Stated task: Keep only the lines of the data below that contain "this", and copy them.

Data section:

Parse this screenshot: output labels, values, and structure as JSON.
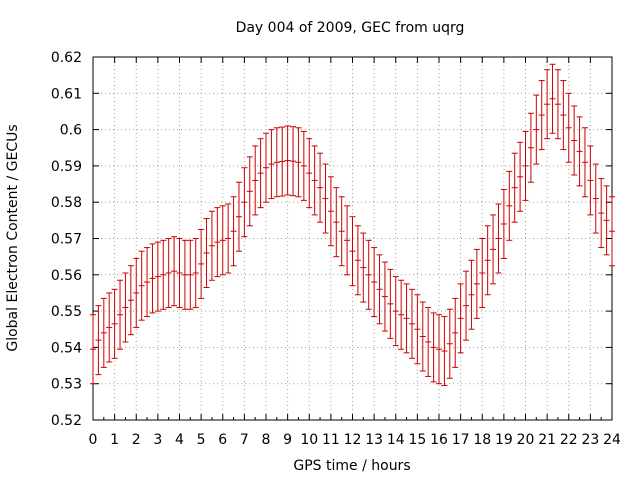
{
  "chart_data": {
    "type": "errorbar",
    "title": "Day 004 of 2009, GEC from uqrg",
    "xlabel": "GPS time / hours",
    "ylabel": "Global Electron Content / GECUs",
    "xlim": [
      0,
      24
    ],
    "ylim": [
      0.52,
      0.62
    ],
    "grid": true,
    "legend": "none",
    "x_ticks": [
      "0",
      "1",
      "2",
      "3",
      "4",
      "5",
      "6",
      "7",
      "8",
      "9",
      "10",
      "11",
      "12",
      "13",
      "14",
      "15",
      "16",
      "17",
      "18",
      "19",
      "20",
      "21",
      "22",
      "23",
      "24"
    ],
    "y_ticks": [
      "0.52",
      "0.53",
      "0.54",
      "0.55",
      "0.56",
      "0.57",
      "0.58",
      "0.59",
      "0.6",
      "0.61",
      "0.62"
    ],
    "series": [
      {
        "name": "GEC",
        "color": "#cc0000",
        "error": 0.0095,
        "x": [
          0,
          0.25,
          0.5,
          0.75,
          1,
          1.25,
          1.5,
          1.75,
          2,
          2.25,
          2.5,
          2.75,
          3,
          3.25,
          3.5,
          3.75,
          4,
          4.25,
          4.5,
          4.75,
          5,
          5.25,
          5.5,
          5.75,
          6,
          6.25,
          6.5,
          6.75,
          7,
          7.25,
          7.5,
          7.75,
          8,
          8.25,
          8.5,
          8.75,
          9,
          9.25,
          9.5,
          9.75,
          10,
          10.25,
          10.5,
          10.75,
          11,
          11.25,
          11.5,
          11.75,
          12,
          12.25,
          12.5,
          12.75,
          13,
          13.25,
          13.5,
          13.75,
          14,
          14.25,
          14.5,
          14.75,
          15,
          15.25,
          15.5,
          15.75,
          16,
          16.25,
          16.5,
          16.75,
          17,
          17.25,
          17.5,
          17.75,
          18,
          18.25,
          18.5,
          18.75,
          19,
          19.25,
          19.5,
          19.75,
          20,
          20.25,
          20.5,
          20.75,
          21,
          21.25,
          21.5,
          21.75,
          22,
          22.25,
          22.5,
          22.75,
          23,
          23.25,
          23.5,
          23.75,
          24
        ],
        "values": [
          0.5395,
          0.542,
          0.544,
          0.5455,
          0.5465,
          0.549,
          0.551,
          0.553,
          0.555,
          0.557,
          0.558,
          0.559,
          0.5595,
          0.56,
          0.5605,
          0.561,
          0.5605,
          0.56,
          0.56,
          0.5605,
          0.563,
          0.566,
          0.568,
          0.569,
          0.5695,
          0.57,
          0.572,
          0.576,
          0.58,
          0.583,
          0.586,
          0.588,
          0.5895,
          0.5905,
          0.591,
          0.5912,
          0.5915,
          0.5913,
          0.591,
          0.59,
          0.588,
          0.586,
          0.584,
          0.581,
          0.5775,
          0.5745,
          0.572,
          0.5695,
          0.5665,
          0.564,
          0.562,
          0.56,
          0.558,
          0.556,
          0.554,
          0.552,
          0.55,
          0.549,
          0.548,
          0.5465,
          0.545,
          0.543,
          0.5415,
          0.54,
          0.5395,
          0.539,
          0.541,
          0.544,
          0.548,
          0.5515,
          0.5545,
          0.5575,
          0.5605,
          0.564,
          0.567,
          0.57,
          0.574,
          0.579,
          0.584,
          0.587,
          0.59,
          0.595,
          0.6,
          0.604,
          0.607,
          0.6085,
          0.607,
          0.604,
          0.6005,
          0.597,
          0.594,
          0.591,
          0.586,
          0.581,
          0.577,
          0.575,
          0.572
        ]
      }
    ]
  }
}
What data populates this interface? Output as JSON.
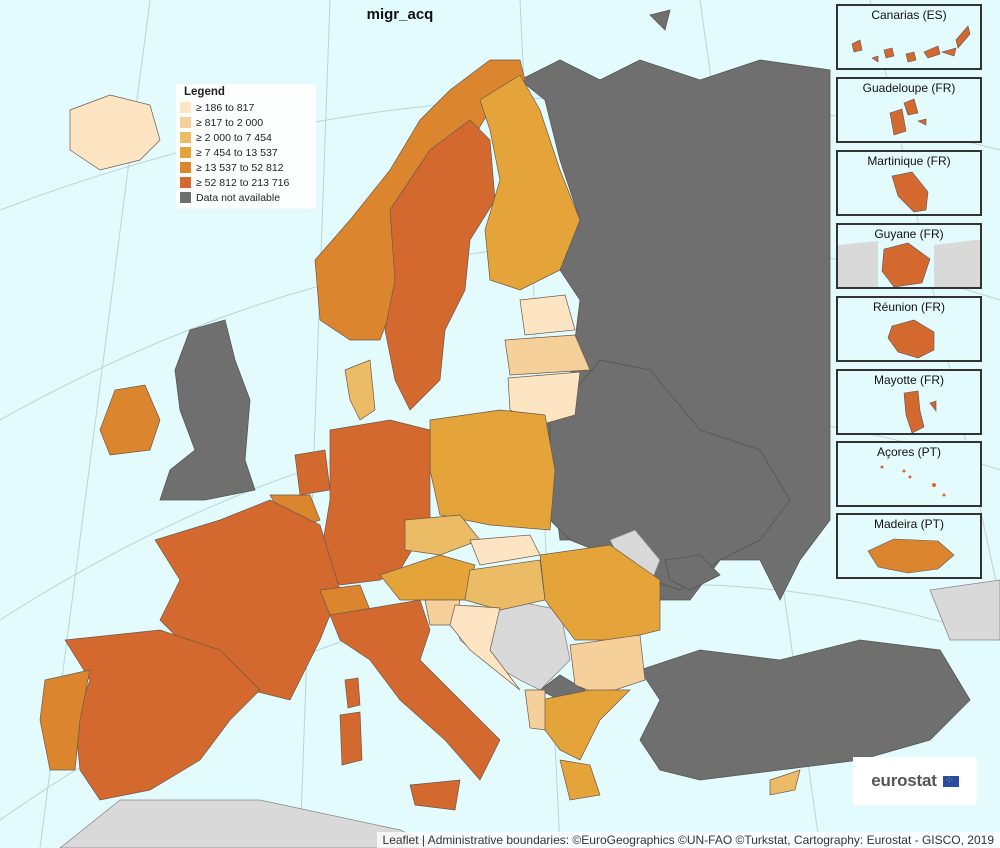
{
  "map": {
    "title": "migr_acq",
    "legend": {
      "title": "Legend",
      "classes": [
        {
          "label": "≥ 186 to 817",
          "color": "#fde4c3"
        },
        {
          "label": "≥ 817 to 2 000",
          "color": "#f5d09a"
        },
        {
          "label": "≥ 2 000 to 7 454",
          "color": "#ecbb66"
        },
        {
          "label": "≥ 7 454 to 13 537",
          "color": "#e4a43a"
        },
        {
          "label": "≥ 13 537 to 52 812",
          "color": "#dc852f"
        },
        {
          "label": "≥ 52 812 to 213 716",
          "color": "#d3692e"
        },
        {
          "label": "Data not available",
          "color": "#6f6f6f"
        }
      ]
    },
    "colors": {
      "sea": "#e4fbfd",
      "non_eu": "#6f6f6f",
      "other_land": "#d9d9d9",
      "border": "#666666"
    },
    "insets": [
      {
        "label": "Canarias (ES)"
      },
      {
        "label": "Guadeloupe (FR)"
      },
      {
        "label": "Martinique (FR)"
      },
      {
        "label": "Guyane (FR)"
      },
      {
        "label": "Réunion (FR)"
      },
      {
        "label": "Mayotte (FR)"
      },
      {
        "label": "Açores (PT)"
      },
      {
        "label": "Madeira (PT)"
      }
    ],
    "logo": "eurostat",
    "attribution": "Leaflet | Administrative boundaries: ©EuroGeographics ©UN-FAO ©Turkstat, Cartography: Eurostat - GISCO, 2019"
  }
}
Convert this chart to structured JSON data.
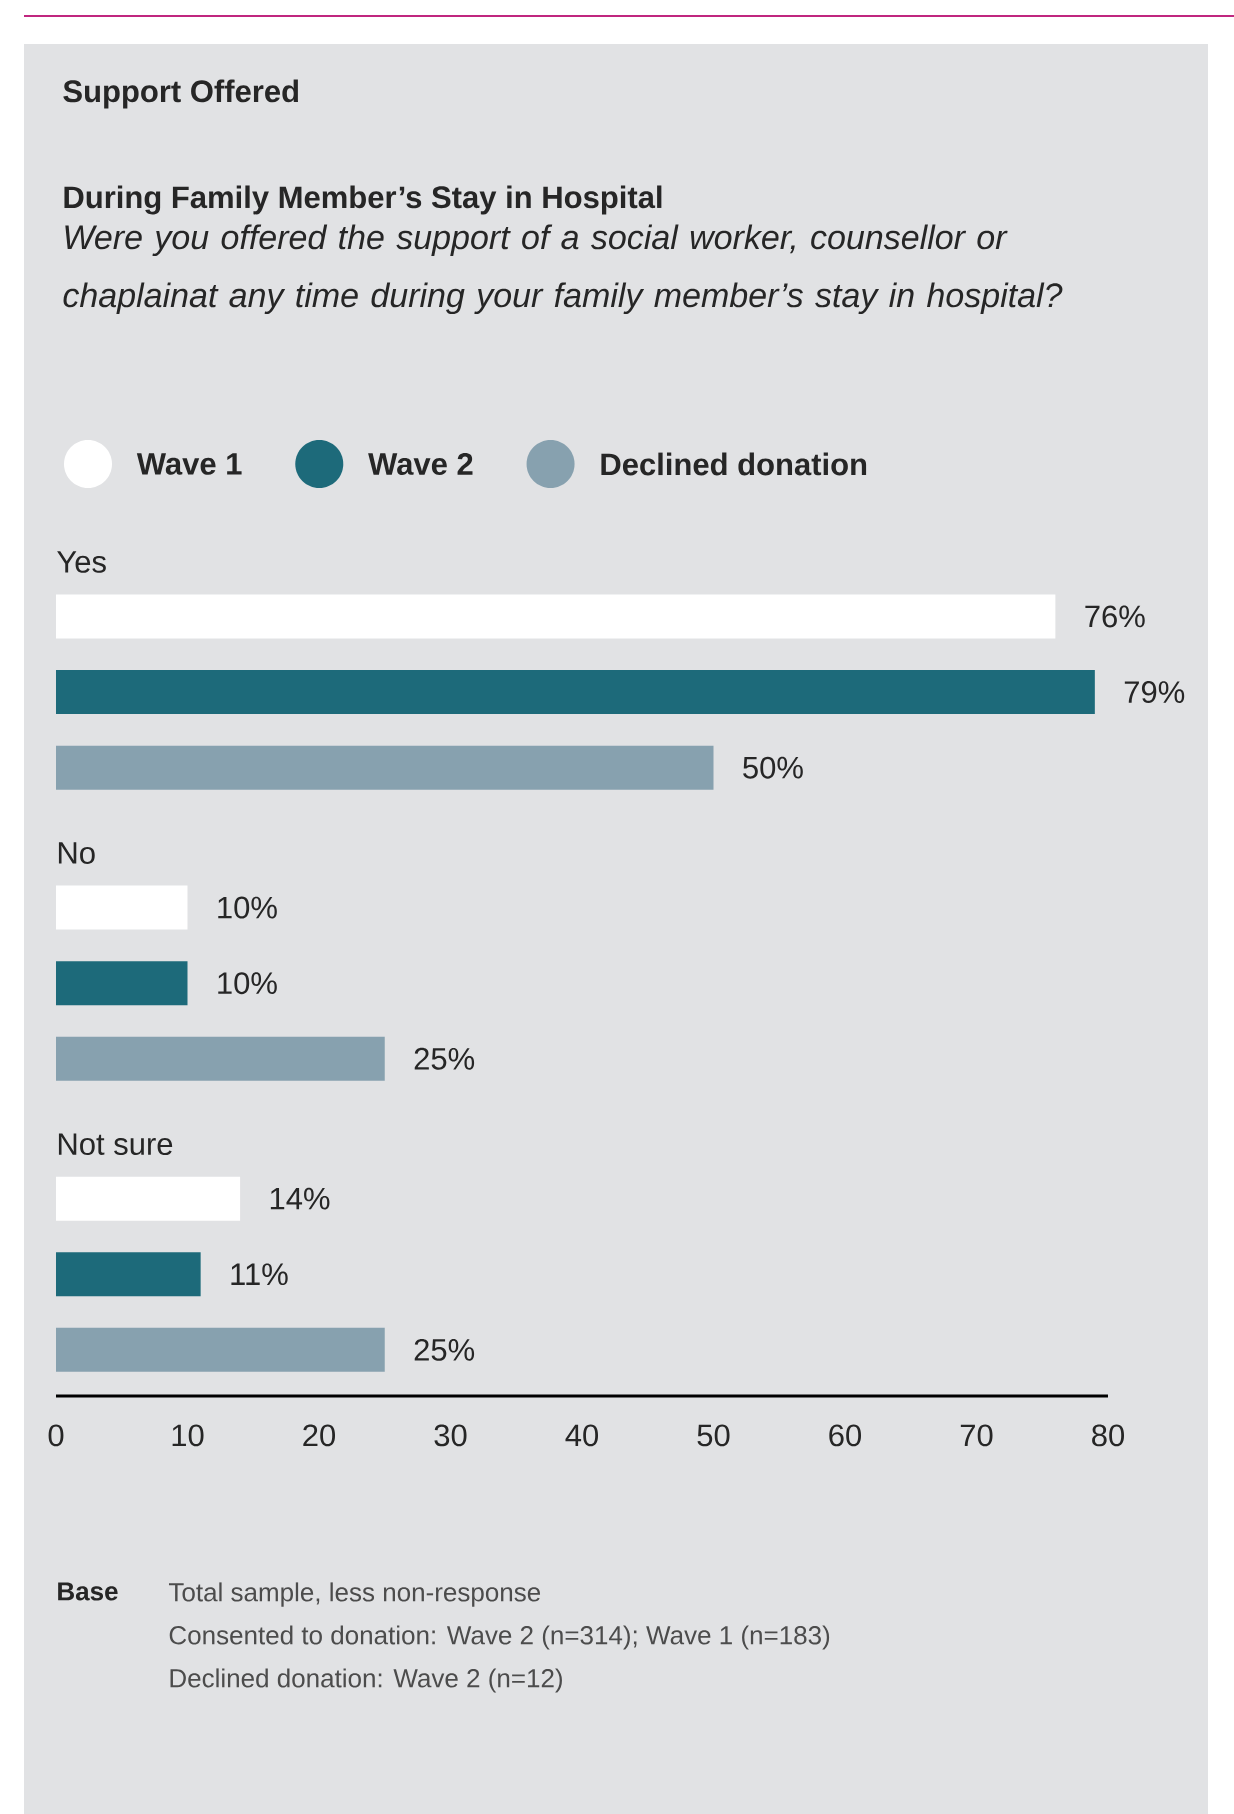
{
  "chart_data": {
    "type": "bar",
    "orientation": "horizontal",
    "title": "Support Offered",
    "subtitle": "During Family Member’s Stay in Hospital",
    "annotations": [
      "Were you offered the support of a social worker, counsellor or chaplainat any time during your family member’s stay in hospital?",
      "Base",
      "Total sample, less non-response",
      "Consented to donation: Wave 2 (n=314); Wave 1 (n=183)",
      "Declined donation: Wave 2 (n=12)"
    ],
    "categories": [
      "Yes",
      "No",
      "Not sure"
    ],
    "series": [
      {
        "name": "Wave 1",
        "color": "#ffffff",
        "values": [
          76,
          10,
          14
        ],
        "value_labels": [
          "76%",
          "10%",
          "14%"
        ]
      },
      {
        "name": "Wave 2",
        "color": "#1d6a7a",
        "values": [
          79,
          10,
          11
        ],
        "value_labels": [
          "79%",
          "10%",
          "11%"
        ]
      },
      {
        "name": "Declined donation",
        "color": "#87a1af",
        "values": [
          50,
          25,
          25
        ],
        "value_labels": [
          "50%",
          "25%",
          "25%"
        ]
      }
    ],
    "xlim": [
      0,
      80
    ],
    "xticks": [
      0,
      10,
      20,
      30,
      40,
      50,
      60,
      70,
      80
    ],
    "legend": "top",
    "grid": false
  }
}
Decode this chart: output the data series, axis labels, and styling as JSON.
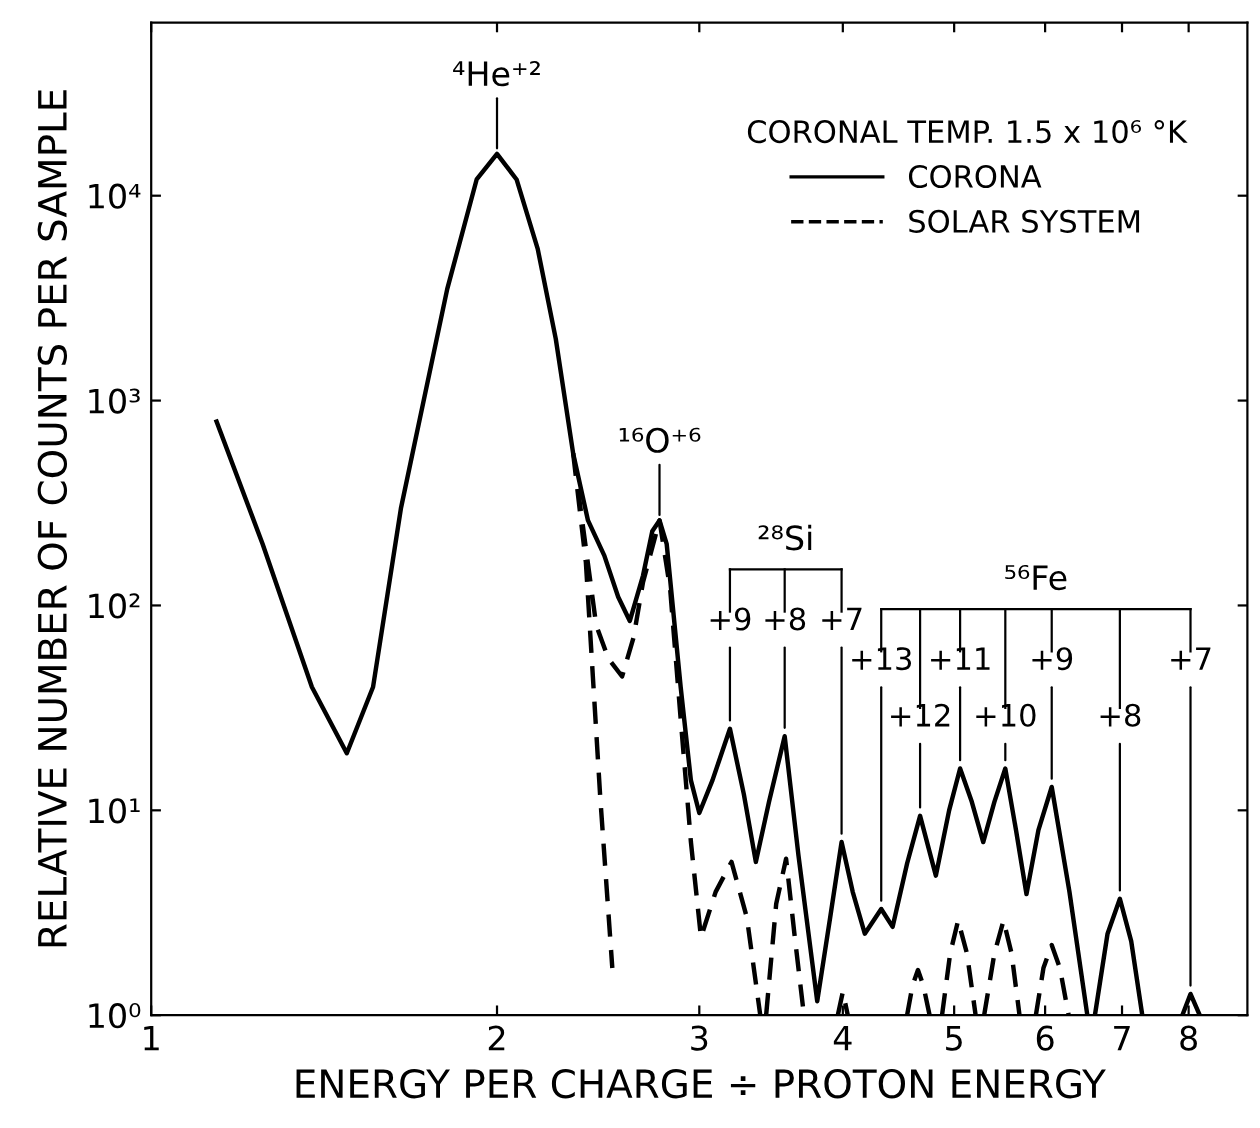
{
  "chart_data": {
    "type": "line",
    "xlabel": "ENERGY PER CHARGE ÷ PROTON ENERGY",
    "ylabel": "RELATIVE NUMBER OF COUNTS PER SAMPLE",
    "log": "xy",
    "xlim": [
      1,
      9
    ],
    "xticks": [
      1,
      2,
      3,
      4,
      5,
      6,
      7,
      8
    ],
    "ylim": [
      1,
      70000
    ],
    "yticks": [
      {
        "value": 1,
        "label": "10⁰"
      },
      {
        "value": 10,
        "label": "10¹"
      },
      {
        "value": 100,
        "label": "10²"
      },
      {
        "value": 1000,
        "label": "10³"
      },
      {
        "value": 10000,
        "label": "10⁴"
      }
    ],
    "grid": false,
    "legend": "top right",
    "legend_title": "CORONAL TEMP. 1.5 x 10⁶ °K",
    "marker": "none",
    "series": [
      {
        "name": "CORONA",
        "color": "#000000",
        "line_style": "solid",
        "x": [
          1.14,
          1.25,
          1.38,
          1.48,
          1.56,
          1.65,
          1.81,
          1.92,
          2.0,
          2.08,
          2.17,
          2.25,
          2.33,
          2.4,
          2.48,
          2.55,
          2.61,
          2.68,
          2.73,
          2.77,
          2.81,
          2.89,
          2.95,
          3.0,
          3.08,
          3.19,
          3.28,
          3.36,
          3.45,
          3.56,
          3.66,
          3.8,
          3.9,
          3.99,
          4.08,
          4.18,
          4.32,
          4.42,
          4.55,
          4.67,
          4.82,
          4.95,
          5.06,
          5.18,
          5.3,
          5.42,
          5.54,
          5.66,
          5.78,
          5.92,
          6.08,
          6.3,
          6.53,
          null,
          6.63,
          6.8,
          6.97,
          7.13,
          7.29,
          null,
          7.9,
          8.03,
          8.18
        ],
        "values": [
          790,
          200,
          40,
          19,
          40,
          300,
          3500,
          12000,
          16000,
          12000,
          5500,
          2000,
          550,
          260,
          175,
          110,
          84,
          140,
          230,
          260,
          200,
          40,
          14,
          9.7,
          14,
          25,
          12,
          5.6,
          11,
          23,
          6,
          1.17,
          3,
          7,
          4,
          2.5,
          3.3,
          2.7,
          5.5,
          9.4,
          4.8,
          10,
          16,
          11,
          7,
          11,
          16,
          8,
          3.9,
          8,
          13,
          4,
          1,
          null,
          1,
          2.5,
          3.7,
          2.3,
          1,
          null,
          1,
          1.27,
          1
        ]
      },
      {
        "name": "SOLAR SYSTEM",
        "color": "#000000",
        "line_style": "dashed",
        "x": [
          2.33,
          2.39,
          2.46,
          2.52,
          null,
          2.33,
          2.44,
          2.5,
          2.57,
          2.63,
          2.68,
          2.77,
          2.83,
          2.89,
          2.95,
          3.01,
          3.1,
          3.2,
          3.3,
          3.39,
          null,
          3.43,
          3.5,
          3.57,
          3.63,
          3.7,
          null,
          3.96,
          4.0,
          4.04,
          null,
          4.55,
          4.6,
          4.65,
          4.7,
          4.76,
          null,
          4.88,
          4.96,
          5.04,
          5.13,
          5.22,
          null,
          5.31,
          5.42,
          5.52,
          5.61,
          5.7,
          null,
          5.89,
          5.98,
          6.08,
          6.18,
          6.29
        ],
        "values": [
          550,
          162,
          11.5,
          1.7,
          null,
          550,
          80,
          55,
          45,
          70,
          130,
          260,
          120,
          28,
          7,
          2.4,
          4,
          5.6,
          3,
          1,
          null,
          1,
          3.5,
          5.8,
          2.5,
          1,
          null,
          1,
          1.3,
          1,
          null,
          1,
          1.4,
          1.66,
          1.4,
          1,
          null,
          1,
          2,
          2.9,
          2,
          1,
          null,
          1,
          2,
          2.9,
          2,
          1,
          null,
          1,
          1.7,
          2.2,
          1.7,
          1
        ]
      }
    ],
    "annotations": [
      {
        "text": "⁴He⁺²",
        "x": 2.0,
        "y": 16000
      },
      {
        "text": "¹⁶O⁺⁶",
        "x": 2.77,
        "y": 260
      },
      "²⁸Si",
      {
        "text": "+9",
        "x": 3.19,
        "y": 25
      },
      {
        "text": "+8",
        "x": 3.56,
        "y": 23
      },
      {
        "text": "+7",
        "x": 3.99,
        "y": 7
      },
      "⁵⁶Fe",
      {
        "text": "+13",
        "x": 4.32,
        "y": 3.3
      },
      {
        "text": "+12",
        "x": 4.67,
        "y": 9.4
      },
      {
        "text": "+11",
        "x": 5.06,
        "y": 16
      },
      {
        "text": "+10",
        "x": 5.54,
        "y": 16
      },
      {
        "text": "+9",
        "x": 6.08,
        "y": 13
      },
      {
        "text": "+8",
        "x": 6.97,
        "y": 3.7
      },
      {
        "text": "+7",
        "x": 8.03,
        "y": 1.27
      }
    ]
  }
}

The response:
Parse this screenshot: output labels, values, and structure as JSON.
What data populates this interface? Output as JSON.
Convert this chart to structured JSON data.
Decode this chart: output the data series, axis labels, and styling as JSON.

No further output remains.